- [Data extract]
►
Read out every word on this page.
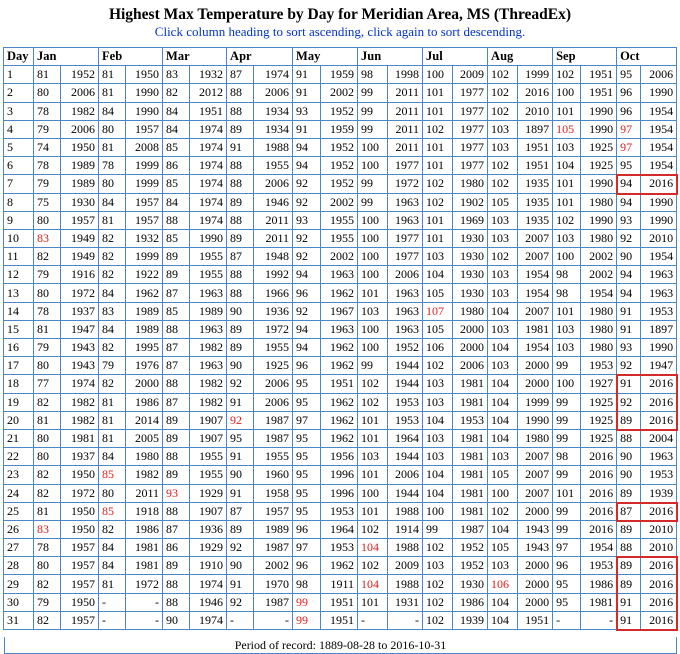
Highest Max Temperature by Day for Meridian Area, MS (ThreadEx)
Click column heading to sort ascending, click again to sort descending.
Day	Jan		Feb		Mar		Apr		May		Jun		Jul		Aug		Sep		Oct	
1	81	1952	81	1950	83	1932	87	1974	91	1959	98	1998	100	2009	102	1999	102	1951	95	2006
2	80	2006	81	1990	82	2012	88	2006	91	2002	99	2011	101	1977	102	2016	100	1951	96	1990
3	78	1982	84	1990	84	1951	88	1934	93	1952	99	2011	101	1977	102	2010	101	1990	96	1954
4	79	2006	80	1957	84	1974	89	1934	91	1959	99	2011	102	1977	103	1897	105	1990	97	1954
5	74	1950	81	2008	85	1974	91	1988	94	1952	100	2011	101	1977	103	1951	103	1925	97	1954
6	78	1989	78	1999	86	1974	88	1955	94	1952	100	1977	101	1977	102	1951	104	1925	95	1954
7	79	1989	80	1999	85	1974	88	2006	92	1952	99	1972	102	1980	102	1935	101	1990	94	2016
8	75	1930	84	1957	84	1974	89	1946	92	2002	99	1963	102	1902	105	1935	101	1980	94	1990
9	80	1957	81	1957	88	1974	88	2011	93	1955	100	1963	101	1969	103	1935	102	1990	93	1990
10	83	1949	82	1932	85	1990	89	2011	92	1955	100	1977	101	1930	103	2007	103	1980	92	2010
11	82	1949	82	1999	89	1955	87	1948	92	2002	100	1977	103	1930	102	2007	100	2002	90	1954
12	79	1916	82	1922	89	1955	88	1992	94	1963	100	2006	104	1930	103	1954	98	2002	94	1963
13	80	1972	84	1962	87	1963	88	1966	96	1962	101	1963	105	1930	103	1954	98	1954	94	1963
14	78	1937	83	1989	85	1989	90	1936	92	1967	103	1963	107	1980	104	2007	101	1980	91	1953
15	81	1947	84	1989	88	1963	89	1972	94	1963	100	1963	105	2000	103	1981	103	1980	91	1897
16	79	1943	82	1995	87	1982	89	1955	94	1962	100	1952	106	2000	104	1954	103	1980	93	1990
17	80	1943	79	1976	87	1963	90	1925	96	1962	99	1944	102	2006	103	2000	99	1953	92	1947
18	77	1974	82	2000	88	1982	92	2006	95	1951	102	1944	103	1981	104	2000	100	1927	91	2016
19	82	1982	81	1986	87	1982	91	2006	95	1962	102	1953	103	1981	104	1999	99	1925	92	2016
20	81	1982	81	2014	89	1907	92	1987	97	1962	101	1953	104	1953	104	1990	99	1925	89	2016
21	80	1981	81	2005	89	1907	95	1987	95	1962	101	1964	103	1981	104	1980	99	1925	88	2004
22	80	1937	84	1980	88	1955	91	1955	95	1956	103	1944	103	1981	103	2007	98	2016	90	1963
23	82	1950	85	1982	89	1955	90	1960	95	1996	101	2006	104	1981	105	2007	99	2016	90	1953
24	82	1972	80	2011	93	1929	91	1958	95	1996	100	1944	104	1981	100	2007	101	2016	89	1939
25	81	1950	85	1918	88	1907	87	1957	95	1953	101	1988	100	1981	102	2000	99	2016	87	2016
26	83	1950	82	1986	87	1936	89	1989	96	1964	102	1914	99	1987	104	1943	99	2016	89	2010
27	78	1957	84	1981	86	1929	92	1987	97	1953	104	1988	102	1952	105	1943	97	1954	88	2010
28	80	1957	84	1981	89	1910	90	2002	96	1962	102	2009	103	1952	103	2000	96	1953	89	2016
29	82	1957	81	1972	88	1974	91	1970	98	1911	104	1988	102	1930	106	2000	95	1986	89	2016
30	79	1950	-	-	88	1946	92	1987	99	1951	101	1931	102	1986	104	2000	95	1981	91	2016
31	82	1957	-	-	90	1974	-	-	99	1951	-	-	102	1939	104	1951	-	-	91	2016
Period of record: 1889-08-28 to 2016-10-31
◄
- [Task directions]
Quote the material exactly. Pictures stay out.

- [Solution for this problem]
Read out every word on this page.
Highest Max Temperature by Day for Meridian Area, MS (ThreadEx)
Click column heading to sort ascending, click again to sort descending.
Day	Jan		Feb		Mar		Apr		May		Jun		Jul		Aug		Sep		Oct	
1	81	1952	81	1950	83	1932	87	1974	91	1959	98	1998	100	2009	102	1999	102	1951	95	2006
2	80	2006	81	1990	82	2012	88	2006	91	2002	99	2011	101	1977	102	2016	100	1951	96	1990
3	78	1982	84	1990	84	1951	88	1934	93	1952	99	2011	101	1977	102	2010	101	1990	96	1954
4	79	2006	80	1957	84	1974	89	1934	91	1959	99	2011	102	1977	103	1897	105	1990	97	1954
5	74	1950	81	2008	85	1974	91	1988	94	1952	100	2011	101	1977	103	1951	103	1925	97	1954
6	78	1989	78	1999	86	1974	88	1955	94	1952	100	1977	101	1977	102	1951	104	1925	95	1954
7	79	1989	80	1999	85	1974	88	2006	92	1952	99	1972	102	1980	102	1935	101	1990	94	2016
8	75	1930	84	1957	84	1974	89	1946	92	2002	99	1963	102	1902	105	1935	101	1980	94	1990
9	80	1957	81	1957	88	1974	88	2011	93	1955	100	1963	101	1969	103	1935	102	1990	93	1990
10	83	1949	82	1932	85	1990	89	2011	92	1955	100	1977	101	1930	103	2007	103	1980	92	2010
11	82	1949	82	1999	89	1955	87	1948	92	2002	100	1977	103	1930	102	2007	100	2002	90	1954
12	79	1916	82	1922	89	1955	88	1992	94	1963	100	2006	104	1930	103	1954	98	2002	94	1963
13	80	1972	84	1962	87	1963	88	1966	96	1962	101	1963	105	1930	103	1954	98	1954	94	1963
14	78	1937	83	1989	85	1989	90	1936	92	1967	103	1963	107	1980	104	2007	101	1980	91	1953
15	81	1947	84	1989	88	1963	89	1972	94	1963	100	1963	105	2000	103	1981	103	1980	91	1897
16	79	1943	82	1995	87	1982	89	1955	94	1962	100	1952	106	2000	104	1954	103	1980	93	1990
17	80	1943	79	1976	87	1963	90	1925	96	1962	99	1944	102	2006	103	2000	99	1953	92	1947
18	77	1974	82	2000	88	1982	92	2006	95	1951	102	1944	103	1981	104	2000	100	1927	91	2016
19	82	1982	81	1986	87	1982	91	2006	95	1962	102	1953	103	1981	104	1999	99	1925	92	2016
20	81	1982	81	2014	89	1907	92	1987	97	1962	101	1953	104	1953	104	1990	99	1925	89	2016
21	80	1981	81	2005	89	1907	95	1987	95	1962	101	1964	103	1981	104	1980	99	1925	88	2004
22	80	1937	84	1980	88	1955	91	1955	95	1956	103	1944	103	1981	103	2007	98	2016	90	1963
23	82	1950	85	1982	89	1955	90	1960	95	1996	101	2006	104	1981	105	2007	99	2016	90	1953
24	82	1972	80	2011	93	1929	91	1958	95	1996	100	1944	104	1981	100	2007	101	2016	89	1939
25	81	1950	85	1918	88	1907	87	1957	95	1953	101	1988	100	1981	102	2000	99	2016	87	2016
26	83	1950	82	1986	87	1936	89	1989	96	1964	102	1914	99	1987	104	1943	99	2016	89	2010
27	78	1957	84	1981	86	1929	92	1987	97	1953	104	1988	102	1952	105	1943	97	1954	88	2010
28	80	1957	84	1981	89	1910	90	2002	96	1962	102	2009	103	1952	103	2000	96	1953	89	2016
29	82	1957	81	1972	88	1974	91	1970	98	1911	104	1988	102	1930	106	2000	95	1986	89	2016
30	79	1950	-	-	88	1946	92	1987	99	1951	101	1931	102	1986	104	2000	95	1981	91	2016
31	82	1957	-	-	90	1974	-	-	99	1951	-	-	102	1939	104	1951	-	-	91	2016
Period of record: 1889-08-28 to 2016-10-31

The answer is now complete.